• **REQUIRED TASK**: Copy out verbatim the stretch of lines below from the very first line through the line that contains "page-dot-2[interactable] (362, 1522, 380, 1540)", including both ends.
── SUPPLIED RECORDS
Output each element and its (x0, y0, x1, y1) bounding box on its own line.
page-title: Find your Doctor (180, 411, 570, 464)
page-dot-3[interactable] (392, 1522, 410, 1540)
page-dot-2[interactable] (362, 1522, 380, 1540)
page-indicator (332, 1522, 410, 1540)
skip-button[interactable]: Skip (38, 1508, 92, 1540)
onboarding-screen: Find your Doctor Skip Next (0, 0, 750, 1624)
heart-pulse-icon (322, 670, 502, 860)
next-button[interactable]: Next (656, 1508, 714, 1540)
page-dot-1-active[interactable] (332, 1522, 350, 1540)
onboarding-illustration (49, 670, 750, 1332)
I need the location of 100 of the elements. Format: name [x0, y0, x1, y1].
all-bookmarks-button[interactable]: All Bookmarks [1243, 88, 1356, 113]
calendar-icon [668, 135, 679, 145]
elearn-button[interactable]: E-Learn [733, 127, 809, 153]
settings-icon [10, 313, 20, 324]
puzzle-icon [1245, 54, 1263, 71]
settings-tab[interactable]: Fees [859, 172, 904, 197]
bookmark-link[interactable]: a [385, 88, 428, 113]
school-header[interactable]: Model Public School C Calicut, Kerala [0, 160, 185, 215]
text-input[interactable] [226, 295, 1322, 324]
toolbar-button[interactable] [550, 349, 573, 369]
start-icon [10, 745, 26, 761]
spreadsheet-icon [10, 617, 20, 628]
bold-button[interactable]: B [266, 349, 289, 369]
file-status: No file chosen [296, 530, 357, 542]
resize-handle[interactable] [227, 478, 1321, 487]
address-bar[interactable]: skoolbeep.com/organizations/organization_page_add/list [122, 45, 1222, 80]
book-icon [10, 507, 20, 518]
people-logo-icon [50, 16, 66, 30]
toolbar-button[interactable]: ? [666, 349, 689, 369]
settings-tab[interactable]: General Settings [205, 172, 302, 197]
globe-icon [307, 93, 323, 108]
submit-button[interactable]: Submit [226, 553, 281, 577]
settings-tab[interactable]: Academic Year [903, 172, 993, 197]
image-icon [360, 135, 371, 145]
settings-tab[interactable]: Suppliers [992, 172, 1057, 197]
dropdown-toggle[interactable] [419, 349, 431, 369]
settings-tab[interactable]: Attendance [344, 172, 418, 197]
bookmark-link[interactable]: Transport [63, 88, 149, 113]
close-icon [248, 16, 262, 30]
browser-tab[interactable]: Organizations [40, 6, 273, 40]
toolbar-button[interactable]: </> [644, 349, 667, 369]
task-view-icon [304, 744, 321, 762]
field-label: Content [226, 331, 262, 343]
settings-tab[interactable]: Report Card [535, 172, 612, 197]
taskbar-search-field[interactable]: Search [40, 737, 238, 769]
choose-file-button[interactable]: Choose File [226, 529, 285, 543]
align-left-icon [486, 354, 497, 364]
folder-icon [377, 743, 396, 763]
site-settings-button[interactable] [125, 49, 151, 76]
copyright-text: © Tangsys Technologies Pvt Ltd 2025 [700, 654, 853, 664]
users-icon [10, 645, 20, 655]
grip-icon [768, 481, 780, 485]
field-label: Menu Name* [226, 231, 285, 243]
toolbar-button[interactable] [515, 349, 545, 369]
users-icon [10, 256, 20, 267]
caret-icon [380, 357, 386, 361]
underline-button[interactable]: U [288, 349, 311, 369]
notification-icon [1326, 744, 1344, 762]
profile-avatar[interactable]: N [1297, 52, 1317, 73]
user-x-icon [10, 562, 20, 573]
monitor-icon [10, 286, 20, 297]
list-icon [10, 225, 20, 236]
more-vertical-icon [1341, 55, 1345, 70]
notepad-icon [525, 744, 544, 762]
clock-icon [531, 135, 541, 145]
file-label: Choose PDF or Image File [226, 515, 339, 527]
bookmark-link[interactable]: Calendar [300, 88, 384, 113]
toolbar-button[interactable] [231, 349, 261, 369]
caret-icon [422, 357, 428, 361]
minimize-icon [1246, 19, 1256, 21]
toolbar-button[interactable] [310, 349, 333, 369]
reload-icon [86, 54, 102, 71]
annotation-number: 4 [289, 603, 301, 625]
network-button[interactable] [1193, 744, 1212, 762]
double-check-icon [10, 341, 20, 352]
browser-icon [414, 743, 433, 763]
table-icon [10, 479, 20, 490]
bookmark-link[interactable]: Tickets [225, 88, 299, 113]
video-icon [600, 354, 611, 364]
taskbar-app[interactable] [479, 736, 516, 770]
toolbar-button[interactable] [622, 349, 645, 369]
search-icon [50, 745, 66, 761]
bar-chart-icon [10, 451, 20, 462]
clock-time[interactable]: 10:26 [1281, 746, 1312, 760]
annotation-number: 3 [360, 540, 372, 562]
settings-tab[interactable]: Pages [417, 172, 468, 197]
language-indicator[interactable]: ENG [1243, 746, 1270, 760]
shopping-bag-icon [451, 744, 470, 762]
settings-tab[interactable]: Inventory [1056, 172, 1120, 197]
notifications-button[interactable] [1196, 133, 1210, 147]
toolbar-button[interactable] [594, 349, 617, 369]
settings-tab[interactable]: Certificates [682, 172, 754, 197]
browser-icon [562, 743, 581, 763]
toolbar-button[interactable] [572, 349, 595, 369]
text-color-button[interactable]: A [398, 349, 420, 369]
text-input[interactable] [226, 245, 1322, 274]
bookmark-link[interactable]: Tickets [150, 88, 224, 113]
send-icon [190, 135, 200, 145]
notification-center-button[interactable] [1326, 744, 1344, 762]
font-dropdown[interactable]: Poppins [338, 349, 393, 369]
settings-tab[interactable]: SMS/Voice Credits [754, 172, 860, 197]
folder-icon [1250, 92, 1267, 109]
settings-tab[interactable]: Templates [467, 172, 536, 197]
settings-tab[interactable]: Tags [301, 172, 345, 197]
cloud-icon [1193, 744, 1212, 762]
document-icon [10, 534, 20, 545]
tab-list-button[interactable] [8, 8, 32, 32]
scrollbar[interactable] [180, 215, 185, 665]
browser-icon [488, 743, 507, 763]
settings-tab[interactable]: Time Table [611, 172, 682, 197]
────
• **CORRECT RESULT**:
Output each element and its (x0, y0, x1, y1) bounding box on its own line.
page-title: Find your Doctor (180, 411, 570, 464)
page-dot-3[interactable] (392, 1522, 410, 1540)
page-dot-2[interactable] (362, 1522, 380, 1540)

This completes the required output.